__Directions__
Tally the lines in the listing below that contain "this" and report the tally alone.

__Material shown__
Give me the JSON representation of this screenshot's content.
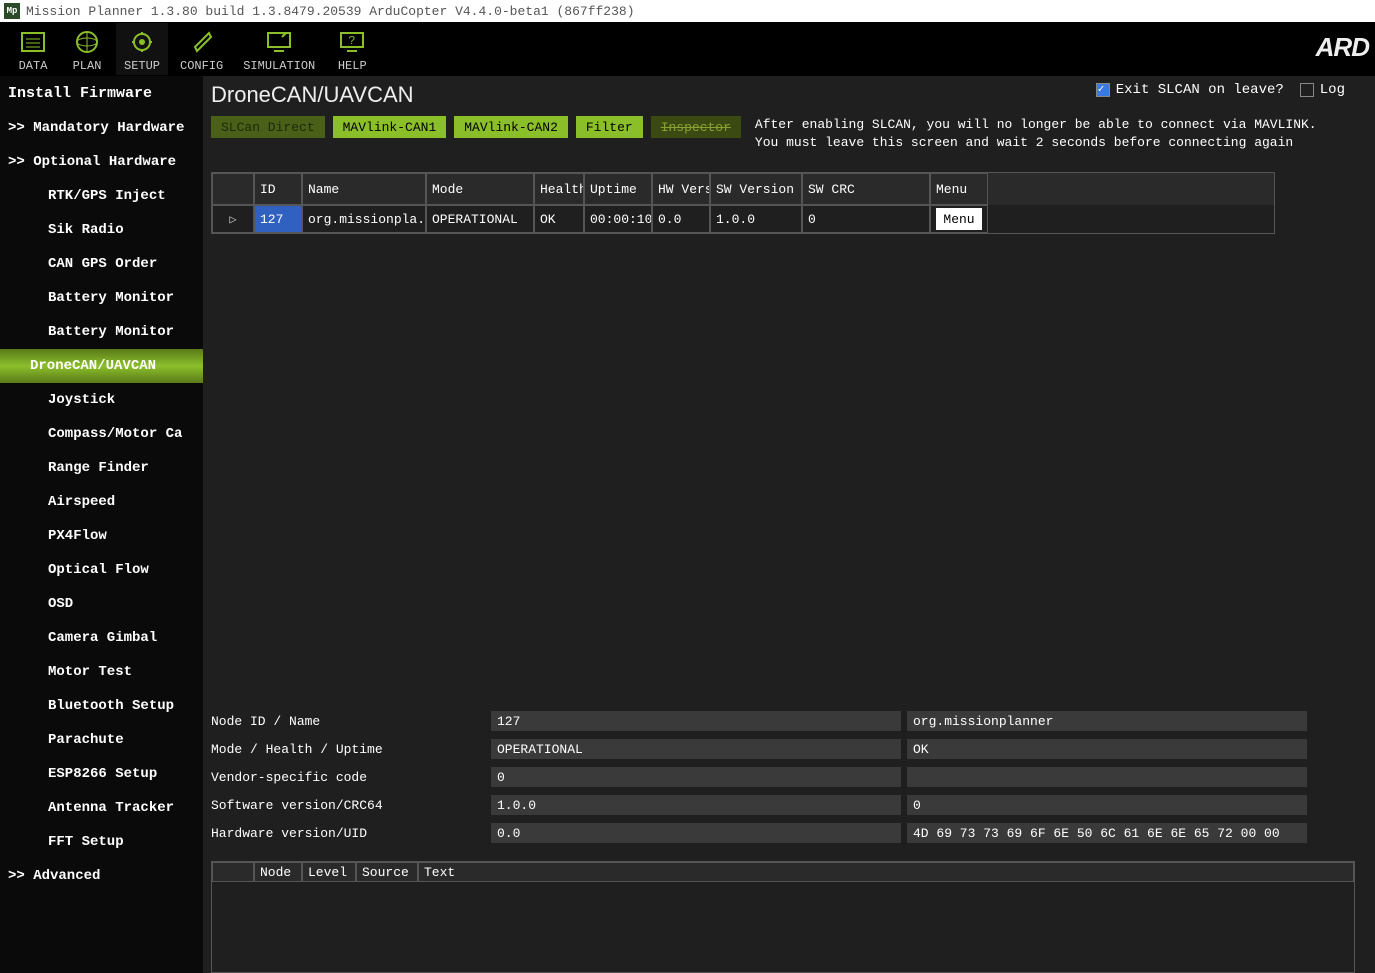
{
  "titlebar": {
    "icon_text": "Mp",
    "text": "Mission Planner 1.3.80 build 1.3.8479.20539 ArduCopter V4.4.0-beta1 (867ff238)"
  },
  "topnav": {
    "items": [
      {
        "label": "DATA"
      },
      {
        "label": "PLAN"
      },
      {
        "label": "SETUP"
      },
      {
        "label": "CONFIG"
      },
      {
        "label": "SIMULATION"
      },
      {
        "label": "HELP"
      }
    ],
    "logo": "ARD"
  },
  "sidebar": {
    "items": [
      {
        "label": "Install Firmware",
        "type": "top"
      },
      {
        "label": ">> Mandatory Hardware",
        "type": "cat"
      },
      {
        "label": ">> Optional Hardware",
        "type": "cat"
      },
      {
        "label": "RTK/GPS Inject",
        "type": "sub"
      },
      {
        "label": "Sik Radio",
        "type": "sub"
      },
      {
        "label": "CAN GPS Order",
        "type": "sub"
      },
      {
        "label": "Battery Monitor",
        "type": "sub"
      },
      {
        "label": "Battery Monitor",
        "type": "sub"
      },
      {
        "label": "DroneCAN/UAVCAN",
        "type": "active"
      },
      {
        "label": "Joystick",
        "type": "sub"
      },
      {
        "label": "Compass/Motor Ca",
        "type": "sub"
      },
      {
        "label": "Range Finder",
        "type": "sub"
      },
      {
        "label": "Airspeed",
        "type": "sub"
      },
      {
        "label": "PX4Flow",
        "type": "sub"
      },
      {
        "label": "Optical Flow",
        "type": "sub"
      },
      {
        "label": "OSD",
        "type": "sub"
      },
      {
        "label": "Camera Gimbal",
        "type": "sub"
      },
      {
        "label": "Motor Test",
        "type": "sub"
      },
      {
        "label": "Bluetooth Setup",
        "type": "sub"
      },
      {
        "label": "Parachute",
        "type": "sub"
      },
      {
        "label": "ESP8266 Setup",
        "type": "sub"
      },
      {
        "label": "Antenna Tracker",
        "type": "sub"
      },
      {
        "label": "FFT Setup",
        "type": "sub"
      },
      {
        "label": ">> Advanced",
        "type": "cat"
      }
    ]
  },
  "page": {
    "title": "DroneCAN/UAVCAN",
    "exit_slcan_label": "Exit SLCAN on leave?",
    "exit_slcan_checked": true,
    "log_label": "Log",
    "log_checked": false,
    "buttons": {
      "slcan_direct": "SLCan Direct",
      "mavlink_can1": "MAVlink-CAN1",
      "mavlink_can2": "MAVlink-CAN2",
      "filter": "Filter",
      "inspector": "Inspector"
    },
    "after_text_1": "After enabling SLCAN, you will no longer be able to connect via MAVLINK.",
    "after_text_2": "You must leave this screen and wait 2 seconds before connecting again"
  },
  "grid": {
    "headers": {
      "id": "ID",
      "name": "Name",
      "mode": "Mode",
      "health": "Health",
      "uptime": "Uptime",
      "hw": "HW Version",
      "sw": "SW Version",
      "crc": "SW CRC",
      "menu": "Menu"
    },
    "row": {
      "arrow": "▷",
      "id": "127",
      "name": "org.missionpla...",
      "mode": "OPERATIONAL",
      "health": "OK",
      "uptime": "00:00:10",
      "hw": "0.0",
      "sw": "1.0.0",
      "crc": "0",
      "menu": "Menu"
    }
  },
  "details": {
    "rows": [
      {
        "label": "Node ID / Name",
        "v1": "127",
        "v2": "org.missionplanner"
      },
      {
        "label": "Mode / Health / Uptime",
        "v1": "OPERATIONAL",
        "v2": "OK"
      },
      {
        "label": "Vendor-specific code",
        "v1": "0",
        "v2": ""
      },
      {
        "label": "Software version/CRC64",
        "v1": "1.0.0",
        "v2": "0"
      },
      {
        "label": "Hardware version/UID",
        "v1": "0.0",
        "v2": "4D 69 73 73 69 6F 6E 50 6C 61 6E 6E 65 72 00 00"
      }
    ]
  },
  "log_grid": {
    "headers": {
      "node": "Node",
      "level": "Level",
      "source": "Source",
      "text": "Text"
    }
  }
}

__Exercise output__
2